**WORK TO DO**
Retype the complete listing exactly as it appears.

::: DATA FOR THIS TASK :::

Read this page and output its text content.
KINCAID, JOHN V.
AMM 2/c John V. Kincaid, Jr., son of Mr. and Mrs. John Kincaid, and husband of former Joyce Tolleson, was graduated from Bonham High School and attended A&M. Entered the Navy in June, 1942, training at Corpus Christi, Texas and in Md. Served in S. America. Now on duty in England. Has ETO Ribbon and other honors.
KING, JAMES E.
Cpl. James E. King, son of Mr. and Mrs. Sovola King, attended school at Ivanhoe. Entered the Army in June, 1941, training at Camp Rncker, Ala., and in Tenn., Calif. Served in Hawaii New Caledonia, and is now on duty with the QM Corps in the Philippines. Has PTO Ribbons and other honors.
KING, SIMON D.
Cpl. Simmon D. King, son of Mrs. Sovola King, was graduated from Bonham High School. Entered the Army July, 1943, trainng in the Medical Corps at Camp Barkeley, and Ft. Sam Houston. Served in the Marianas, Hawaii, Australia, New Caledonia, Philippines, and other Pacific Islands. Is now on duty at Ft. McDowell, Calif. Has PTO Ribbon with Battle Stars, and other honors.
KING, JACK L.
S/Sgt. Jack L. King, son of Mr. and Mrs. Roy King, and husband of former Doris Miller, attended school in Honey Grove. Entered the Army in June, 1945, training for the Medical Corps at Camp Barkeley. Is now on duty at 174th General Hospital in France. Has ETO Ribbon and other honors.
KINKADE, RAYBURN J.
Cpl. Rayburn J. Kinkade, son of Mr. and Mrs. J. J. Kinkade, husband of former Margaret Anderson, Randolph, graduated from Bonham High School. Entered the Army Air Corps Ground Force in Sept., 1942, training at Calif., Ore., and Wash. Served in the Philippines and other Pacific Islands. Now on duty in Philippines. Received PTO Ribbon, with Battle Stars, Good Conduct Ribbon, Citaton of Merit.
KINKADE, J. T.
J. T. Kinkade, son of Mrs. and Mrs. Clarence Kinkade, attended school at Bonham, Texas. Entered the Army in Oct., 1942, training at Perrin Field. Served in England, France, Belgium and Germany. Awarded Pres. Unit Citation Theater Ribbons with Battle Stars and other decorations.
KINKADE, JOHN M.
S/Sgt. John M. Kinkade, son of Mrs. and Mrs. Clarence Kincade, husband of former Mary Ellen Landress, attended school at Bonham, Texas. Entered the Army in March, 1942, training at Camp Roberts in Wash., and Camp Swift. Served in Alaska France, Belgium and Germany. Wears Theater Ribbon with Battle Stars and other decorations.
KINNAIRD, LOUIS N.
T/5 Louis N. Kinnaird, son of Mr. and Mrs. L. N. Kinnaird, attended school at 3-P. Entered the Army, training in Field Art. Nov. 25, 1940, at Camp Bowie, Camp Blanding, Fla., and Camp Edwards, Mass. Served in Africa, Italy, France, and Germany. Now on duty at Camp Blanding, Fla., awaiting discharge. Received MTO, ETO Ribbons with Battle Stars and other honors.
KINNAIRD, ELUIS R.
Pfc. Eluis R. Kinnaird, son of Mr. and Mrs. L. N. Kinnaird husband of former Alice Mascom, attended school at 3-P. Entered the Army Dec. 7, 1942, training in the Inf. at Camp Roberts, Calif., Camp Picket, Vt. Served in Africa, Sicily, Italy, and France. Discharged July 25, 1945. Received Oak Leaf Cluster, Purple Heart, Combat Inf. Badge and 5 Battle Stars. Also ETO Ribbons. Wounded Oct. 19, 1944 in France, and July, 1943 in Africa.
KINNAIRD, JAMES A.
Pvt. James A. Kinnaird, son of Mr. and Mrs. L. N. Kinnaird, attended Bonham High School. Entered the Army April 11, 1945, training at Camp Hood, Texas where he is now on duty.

:::

**RESPONSE**
Read this page and output its text content.
KINCAID, JOHN V.
AMM 2/c John V. Kincaid, Jr., son of Mr. and Mrs. John Kincaid, and husband of former Joyce Tolleson, was graduated from Bonham High School and attended A&M. Entered the Navy in June, 1942, training at Corpus Christi, Texas and in Md. Served in S. America. Now on duty in England. Has ETO Ribbon and other honors.
KING, JAMES E.
Cpl. James E. King, son of Mr. and Mrs. Sovola King, attended school at Ivanhoe. Entered the Army in June, 1941, training at Camp Rncker, Ala., and in Tenn., Calif. Served in Hawaii New Caledonia, and is now on duty with the QM Corps in the Philippines. Has PTO Ribbons and other honors.
KING, SIMON D.
Cpl. Simmon D. King, son of Mrs. Sovola King, was graduated from Bonham High School. Entered the Army July, 1943, trainng in the Medical Corps at Camp Barkeley, and Ft. Sam Houston. Served in the Marianas, Hawaii, Australia, New Caledonia, Philippines, and other Pacific Islands. Is now on duty at Ft. McDowell, Calif. Has PTO Ribbon with Battle Stars, and other honors.
KING, JACK L.
S/Sgt. Jack L. King, son of Mr. and Mrs. Roy King, and husband of former Doris Miller, attended school in Honey Grove. Entered the Army in June, 1945, training for the Medical Corps at Camp Barkeley. Is now on duty at 174th General Hospital in France. Has ETO Ribbon and other honors.
KINKADE, RAYBURN J.
Cpl. Rayburn J. Kinkade, son of Mr. and Mrs. J. J. Kinkade, husband of former Margaret Anderson, Randolph, graduated from Bonham High School. Entered the Army Air Corps Ground Force in Sept., 1942, training at Calif., Ore., and Wash. Served in the Philippines and other Pacific Islands. Now on duty in Philippines. Received PTO Ribbon, with Battle Stars, Good Conduct Ribbon, Citaton of Merit.
KINKADE, J. T.
J. T. Kinkade, son of Mrs. and Mrs. Clarence Kinkade, attended school at Bonham, Texas. Entered the Army in Oct., 1942, training at Perrin Field. Served in England, France, Belgium and Germany. Awarded Pres. Unit Citation Theater Ribbons with Battle Stars and other decorations.
KINKADE, JOHN M.
S/Sgt. John M. Kinkade, son of Mrs. and Mrs. Clarence Kincade, husband of former Mary Ellen Landress, attended school at Bonham, Texas. Entered the Army in March, 1942, training at Camp Roberts in Wash., and Camp Swift. Served in Alaska France, Belgium and Germany. Wears Theater Ribbon with Battle Stars and other decorations.
KINNAIRD, LOUIS N.
T/5 Louis N. Kinnaird, son of Mr. and Mrs. L. N. Kinnaird, attended school at 3-P. Entered the Army, training in Field Art. Nov. 25, 1940, at Camp Bowie, Camp Blanding, Fla., and Camp Edwards, Mass. Served in Africa, Italy, France, and Germany. Now on duty at Camp Blanding, Fla., awaiting discharge. Received MTO, ETO Ribbons with Battle Stars and other honors.
KINNAIRD, ELUIS R.
Pfc. Eluis R. Kinnaird, son of Mr. and Mrs. L. N. Kinnaird husband of former Alice Mascom, attended school at 3-P. Entered the Army Dec. 7, 1942, training in the Inf. at Camp Roberts, Calif., Camp Picket, Vt. Served in Africa, Sicily, Italy, and France. Discharged July 25, 1945. Received Oak Leaf Cluster, Purple Heart, Combat Inf. Badge and 5 Battle Stars. Also ETO Ribbons. Wounded Oct. 19, 1944 in France, and July, 1943 in Africa.
KINNAIRD, JAMES A.
Pvt. James A. Kinnaird, son of Mr. and Mrs. L. N. Kinnaird, attended Bonham High School. Entered the Army April 11, 1945, training at Camp Hood, Texas where he is now on duty.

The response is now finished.